**CHALLENGE**
For each line that holds "Castell", copy the line out.
* * * *
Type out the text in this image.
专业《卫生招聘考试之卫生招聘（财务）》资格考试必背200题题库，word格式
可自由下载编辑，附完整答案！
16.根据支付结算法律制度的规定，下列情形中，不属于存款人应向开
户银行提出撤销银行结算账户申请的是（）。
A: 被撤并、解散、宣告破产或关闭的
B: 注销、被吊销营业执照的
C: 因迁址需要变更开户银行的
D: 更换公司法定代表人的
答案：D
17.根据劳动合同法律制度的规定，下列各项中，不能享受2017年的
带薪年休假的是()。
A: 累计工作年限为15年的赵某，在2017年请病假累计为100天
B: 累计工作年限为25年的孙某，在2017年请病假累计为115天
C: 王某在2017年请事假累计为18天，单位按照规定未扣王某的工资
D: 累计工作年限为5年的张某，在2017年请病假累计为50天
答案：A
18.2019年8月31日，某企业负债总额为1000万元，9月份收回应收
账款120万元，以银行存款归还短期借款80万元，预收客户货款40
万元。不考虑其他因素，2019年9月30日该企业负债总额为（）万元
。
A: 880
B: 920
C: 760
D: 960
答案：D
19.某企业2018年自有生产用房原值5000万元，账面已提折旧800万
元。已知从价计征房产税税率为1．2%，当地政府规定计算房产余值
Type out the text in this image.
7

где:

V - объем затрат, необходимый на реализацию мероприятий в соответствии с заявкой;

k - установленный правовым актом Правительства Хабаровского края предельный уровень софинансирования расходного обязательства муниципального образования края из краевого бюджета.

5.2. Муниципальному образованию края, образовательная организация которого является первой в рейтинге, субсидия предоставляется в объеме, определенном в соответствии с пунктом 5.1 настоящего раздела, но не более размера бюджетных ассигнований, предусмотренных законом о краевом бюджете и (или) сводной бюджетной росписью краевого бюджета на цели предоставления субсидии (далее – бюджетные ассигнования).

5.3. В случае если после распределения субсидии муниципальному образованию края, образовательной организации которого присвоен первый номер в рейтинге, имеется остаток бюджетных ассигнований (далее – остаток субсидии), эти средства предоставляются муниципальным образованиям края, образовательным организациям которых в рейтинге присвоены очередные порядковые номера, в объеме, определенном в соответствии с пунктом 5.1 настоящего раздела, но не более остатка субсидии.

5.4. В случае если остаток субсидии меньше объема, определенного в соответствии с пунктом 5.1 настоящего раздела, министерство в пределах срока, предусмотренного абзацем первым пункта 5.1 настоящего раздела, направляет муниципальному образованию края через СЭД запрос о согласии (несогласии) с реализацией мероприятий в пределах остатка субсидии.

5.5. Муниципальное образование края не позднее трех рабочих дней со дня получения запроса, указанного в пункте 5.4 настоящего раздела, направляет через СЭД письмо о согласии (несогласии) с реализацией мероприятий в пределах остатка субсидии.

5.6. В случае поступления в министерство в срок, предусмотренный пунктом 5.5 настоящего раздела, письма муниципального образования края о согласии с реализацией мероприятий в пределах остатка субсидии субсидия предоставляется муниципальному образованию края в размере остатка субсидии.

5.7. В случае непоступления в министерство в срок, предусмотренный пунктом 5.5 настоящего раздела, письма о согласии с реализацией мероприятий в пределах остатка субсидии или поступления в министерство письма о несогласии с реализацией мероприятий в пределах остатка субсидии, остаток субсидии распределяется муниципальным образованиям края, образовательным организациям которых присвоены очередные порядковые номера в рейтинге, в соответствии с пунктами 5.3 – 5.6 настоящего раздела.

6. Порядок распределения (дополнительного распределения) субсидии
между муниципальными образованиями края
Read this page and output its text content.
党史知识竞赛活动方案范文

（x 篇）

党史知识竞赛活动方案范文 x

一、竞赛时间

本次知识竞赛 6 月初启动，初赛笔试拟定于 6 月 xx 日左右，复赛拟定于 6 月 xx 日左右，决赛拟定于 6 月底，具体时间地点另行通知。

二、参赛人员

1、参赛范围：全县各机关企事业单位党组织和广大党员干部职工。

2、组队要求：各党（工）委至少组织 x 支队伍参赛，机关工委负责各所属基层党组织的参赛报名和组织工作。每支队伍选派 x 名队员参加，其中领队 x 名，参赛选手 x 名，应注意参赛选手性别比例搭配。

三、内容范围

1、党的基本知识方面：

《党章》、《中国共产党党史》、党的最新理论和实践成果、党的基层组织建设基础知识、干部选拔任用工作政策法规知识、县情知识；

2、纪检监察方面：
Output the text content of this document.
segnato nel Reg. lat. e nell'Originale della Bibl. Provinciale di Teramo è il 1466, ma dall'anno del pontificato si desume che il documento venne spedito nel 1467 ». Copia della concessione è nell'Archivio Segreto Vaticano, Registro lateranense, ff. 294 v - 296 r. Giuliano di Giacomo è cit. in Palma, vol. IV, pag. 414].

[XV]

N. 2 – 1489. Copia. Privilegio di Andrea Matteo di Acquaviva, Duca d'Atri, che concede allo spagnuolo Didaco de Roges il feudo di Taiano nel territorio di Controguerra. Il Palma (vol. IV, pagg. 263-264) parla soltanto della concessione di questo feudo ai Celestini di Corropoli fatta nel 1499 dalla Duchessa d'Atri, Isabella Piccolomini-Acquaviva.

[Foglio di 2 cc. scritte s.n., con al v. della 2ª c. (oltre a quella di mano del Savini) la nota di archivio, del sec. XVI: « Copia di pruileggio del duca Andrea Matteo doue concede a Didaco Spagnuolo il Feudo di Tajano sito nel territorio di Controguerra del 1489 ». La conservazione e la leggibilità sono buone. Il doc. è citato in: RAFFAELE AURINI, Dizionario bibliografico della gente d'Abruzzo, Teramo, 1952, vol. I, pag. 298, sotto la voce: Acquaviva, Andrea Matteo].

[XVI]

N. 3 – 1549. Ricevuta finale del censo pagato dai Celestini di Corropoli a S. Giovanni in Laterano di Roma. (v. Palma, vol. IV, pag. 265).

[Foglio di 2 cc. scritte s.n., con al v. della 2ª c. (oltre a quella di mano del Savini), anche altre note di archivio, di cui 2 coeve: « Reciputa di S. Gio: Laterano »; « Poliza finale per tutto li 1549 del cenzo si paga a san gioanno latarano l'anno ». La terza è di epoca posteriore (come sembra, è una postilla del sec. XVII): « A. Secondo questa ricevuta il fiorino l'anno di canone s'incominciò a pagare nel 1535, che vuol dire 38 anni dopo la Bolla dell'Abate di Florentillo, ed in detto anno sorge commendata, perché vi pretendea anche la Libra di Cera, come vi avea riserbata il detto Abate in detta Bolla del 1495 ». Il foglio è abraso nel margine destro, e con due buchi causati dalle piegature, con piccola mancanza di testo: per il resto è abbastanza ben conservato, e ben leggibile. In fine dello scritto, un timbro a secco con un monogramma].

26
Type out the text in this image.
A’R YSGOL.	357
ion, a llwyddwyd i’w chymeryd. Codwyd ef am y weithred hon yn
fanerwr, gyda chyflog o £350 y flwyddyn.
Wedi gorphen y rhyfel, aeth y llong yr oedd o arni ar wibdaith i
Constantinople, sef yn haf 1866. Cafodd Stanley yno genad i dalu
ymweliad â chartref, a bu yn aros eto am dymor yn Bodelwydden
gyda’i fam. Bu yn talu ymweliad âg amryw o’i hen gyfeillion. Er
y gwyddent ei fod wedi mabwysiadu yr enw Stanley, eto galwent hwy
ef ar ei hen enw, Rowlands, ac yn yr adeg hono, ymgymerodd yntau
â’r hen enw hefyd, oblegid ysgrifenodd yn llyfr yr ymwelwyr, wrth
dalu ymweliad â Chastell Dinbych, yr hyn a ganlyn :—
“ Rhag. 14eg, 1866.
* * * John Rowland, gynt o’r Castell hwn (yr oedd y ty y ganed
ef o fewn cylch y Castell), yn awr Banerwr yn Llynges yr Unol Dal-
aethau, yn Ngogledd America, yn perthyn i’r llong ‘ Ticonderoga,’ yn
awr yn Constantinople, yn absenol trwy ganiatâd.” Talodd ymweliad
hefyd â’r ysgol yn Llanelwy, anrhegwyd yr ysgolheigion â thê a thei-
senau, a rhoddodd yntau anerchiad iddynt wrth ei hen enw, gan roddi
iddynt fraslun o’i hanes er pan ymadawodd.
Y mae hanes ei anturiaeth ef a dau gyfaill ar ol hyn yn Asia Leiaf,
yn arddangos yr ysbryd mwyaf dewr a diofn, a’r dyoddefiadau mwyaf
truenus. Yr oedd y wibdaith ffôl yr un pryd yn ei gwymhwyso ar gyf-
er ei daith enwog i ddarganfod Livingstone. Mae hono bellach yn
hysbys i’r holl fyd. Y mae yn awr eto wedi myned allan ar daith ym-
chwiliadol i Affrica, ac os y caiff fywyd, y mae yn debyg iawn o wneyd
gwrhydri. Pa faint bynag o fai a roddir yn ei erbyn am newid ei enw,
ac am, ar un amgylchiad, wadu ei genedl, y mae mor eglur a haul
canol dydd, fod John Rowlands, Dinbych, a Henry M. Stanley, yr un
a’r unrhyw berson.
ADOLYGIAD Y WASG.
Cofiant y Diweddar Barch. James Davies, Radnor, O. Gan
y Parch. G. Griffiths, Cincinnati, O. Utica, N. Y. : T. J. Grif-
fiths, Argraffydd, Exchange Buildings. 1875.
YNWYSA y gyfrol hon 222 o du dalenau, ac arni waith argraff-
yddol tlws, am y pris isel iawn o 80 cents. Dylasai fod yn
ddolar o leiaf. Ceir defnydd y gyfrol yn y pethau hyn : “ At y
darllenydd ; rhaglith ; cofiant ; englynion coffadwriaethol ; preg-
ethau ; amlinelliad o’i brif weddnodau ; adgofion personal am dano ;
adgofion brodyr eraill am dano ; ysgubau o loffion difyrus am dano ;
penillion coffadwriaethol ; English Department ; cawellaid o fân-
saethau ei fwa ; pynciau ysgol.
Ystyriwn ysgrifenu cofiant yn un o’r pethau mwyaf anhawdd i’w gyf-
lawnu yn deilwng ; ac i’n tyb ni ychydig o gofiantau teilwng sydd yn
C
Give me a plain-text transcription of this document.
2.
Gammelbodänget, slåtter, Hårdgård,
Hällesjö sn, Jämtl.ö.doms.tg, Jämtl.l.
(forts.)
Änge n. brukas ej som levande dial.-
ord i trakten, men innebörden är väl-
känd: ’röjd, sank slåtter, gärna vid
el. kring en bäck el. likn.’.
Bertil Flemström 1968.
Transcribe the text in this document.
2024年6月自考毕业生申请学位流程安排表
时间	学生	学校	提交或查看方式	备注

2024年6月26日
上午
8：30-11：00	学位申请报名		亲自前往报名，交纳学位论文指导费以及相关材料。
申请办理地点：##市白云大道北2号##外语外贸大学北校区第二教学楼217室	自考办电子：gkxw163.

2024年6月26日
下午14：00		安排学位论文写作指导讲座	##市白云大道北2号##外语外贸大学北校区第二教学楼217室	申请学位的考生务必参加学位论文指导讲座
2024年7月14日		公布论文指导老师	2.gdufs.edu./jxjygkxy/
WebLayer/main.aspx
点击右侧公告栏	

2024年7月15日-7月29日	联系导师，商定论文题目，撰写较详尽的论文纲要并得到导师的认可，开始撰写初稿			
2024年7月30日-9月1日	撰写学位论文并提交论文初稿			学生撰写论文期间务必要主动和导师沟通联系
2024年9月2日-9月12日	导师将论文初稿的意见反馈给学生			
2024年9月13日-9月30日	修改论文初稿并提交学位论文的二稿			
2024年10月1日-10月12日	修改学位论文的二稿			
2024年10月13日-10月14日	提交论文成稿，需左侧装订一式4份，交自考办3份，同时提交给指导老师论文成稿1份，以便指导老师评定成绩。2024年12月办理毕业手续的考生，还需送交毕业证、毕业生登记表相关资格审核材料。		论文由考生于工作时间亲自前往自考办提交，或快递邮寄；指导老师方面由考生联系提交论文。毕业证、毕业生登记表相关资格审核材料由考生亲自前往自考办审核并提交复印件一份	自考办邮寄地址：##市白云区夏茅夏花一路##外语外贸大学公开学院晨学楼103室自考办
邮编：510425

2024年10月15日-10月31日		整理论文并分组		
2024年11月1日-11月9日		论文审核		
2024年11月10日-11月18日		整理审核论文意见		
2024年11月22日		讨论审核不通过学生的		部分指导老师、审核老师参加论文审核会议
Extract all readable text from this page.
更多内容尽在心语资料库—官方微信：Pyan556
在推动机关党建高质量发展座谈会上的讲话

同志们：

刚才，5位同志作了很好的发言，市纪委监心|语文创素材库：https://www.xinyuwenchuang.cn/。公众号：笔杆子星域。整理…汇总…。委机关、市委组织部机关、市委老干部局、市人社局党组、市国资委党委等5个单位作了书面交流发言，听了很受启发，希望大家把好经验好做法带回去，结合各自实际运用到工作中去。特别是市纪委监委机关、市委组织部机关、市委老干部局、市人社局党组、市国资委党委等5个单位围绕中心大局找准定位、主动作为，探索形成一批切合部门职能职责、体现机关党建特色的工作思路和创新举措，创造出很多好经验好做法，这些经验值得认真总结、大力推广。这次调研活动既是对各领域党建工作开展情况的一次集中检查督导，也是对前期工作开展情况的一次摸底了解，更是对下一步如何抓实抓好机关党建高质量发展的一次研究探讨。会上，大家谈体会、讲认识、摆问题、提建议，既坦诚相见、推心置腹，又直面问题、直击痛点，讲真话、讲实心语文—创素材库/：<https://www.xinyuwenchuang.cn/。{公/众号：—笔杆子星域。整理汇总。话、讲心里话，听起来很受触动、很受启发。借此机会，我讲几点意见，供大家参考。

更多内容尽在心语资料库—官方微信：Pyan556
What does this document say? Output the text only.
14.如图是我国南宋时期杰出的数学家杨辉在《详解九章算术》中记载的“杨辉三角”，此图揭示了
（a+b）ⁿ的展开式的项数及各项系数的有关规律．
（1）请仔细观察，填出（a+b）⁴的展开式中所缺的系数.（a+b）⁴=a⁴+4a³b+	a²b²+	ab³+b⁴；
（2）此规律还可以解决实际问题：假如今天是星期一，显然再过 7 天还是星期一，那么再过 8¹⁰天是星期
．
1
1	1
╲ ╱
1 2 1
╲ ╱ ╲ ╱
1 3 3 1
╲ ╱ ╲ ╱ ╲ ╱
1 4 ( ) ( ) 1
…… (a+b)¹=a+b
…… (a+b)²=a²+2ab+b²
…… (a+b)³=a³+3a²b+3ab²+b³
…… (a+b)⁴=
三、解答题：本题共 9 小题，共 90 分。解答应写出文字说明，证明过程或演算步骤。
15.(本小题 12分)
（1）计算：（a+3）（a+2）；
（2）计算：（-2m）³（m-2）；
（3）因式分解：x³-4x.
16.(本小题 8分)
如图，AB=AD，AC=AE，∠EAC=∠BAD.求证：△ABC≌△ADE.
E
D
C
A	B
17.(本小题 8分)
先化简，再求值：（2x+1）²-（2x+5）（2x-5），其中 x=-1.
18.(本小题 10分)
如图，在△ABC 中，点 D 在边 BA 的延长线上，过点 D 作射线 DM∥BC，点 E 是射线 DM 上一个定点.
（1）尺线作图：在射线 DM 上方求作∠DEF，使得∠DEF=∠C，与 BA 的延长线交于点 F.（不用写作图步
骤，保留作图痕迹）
* * * *
**WRITTEN ANSWER**
* * * John Rowland, gynt o’r Castell hwn (yr oedd y ty y ganed
ef o fewn cylch y Castell), yn awr Banerwr yn Llynges yr Unol Dal-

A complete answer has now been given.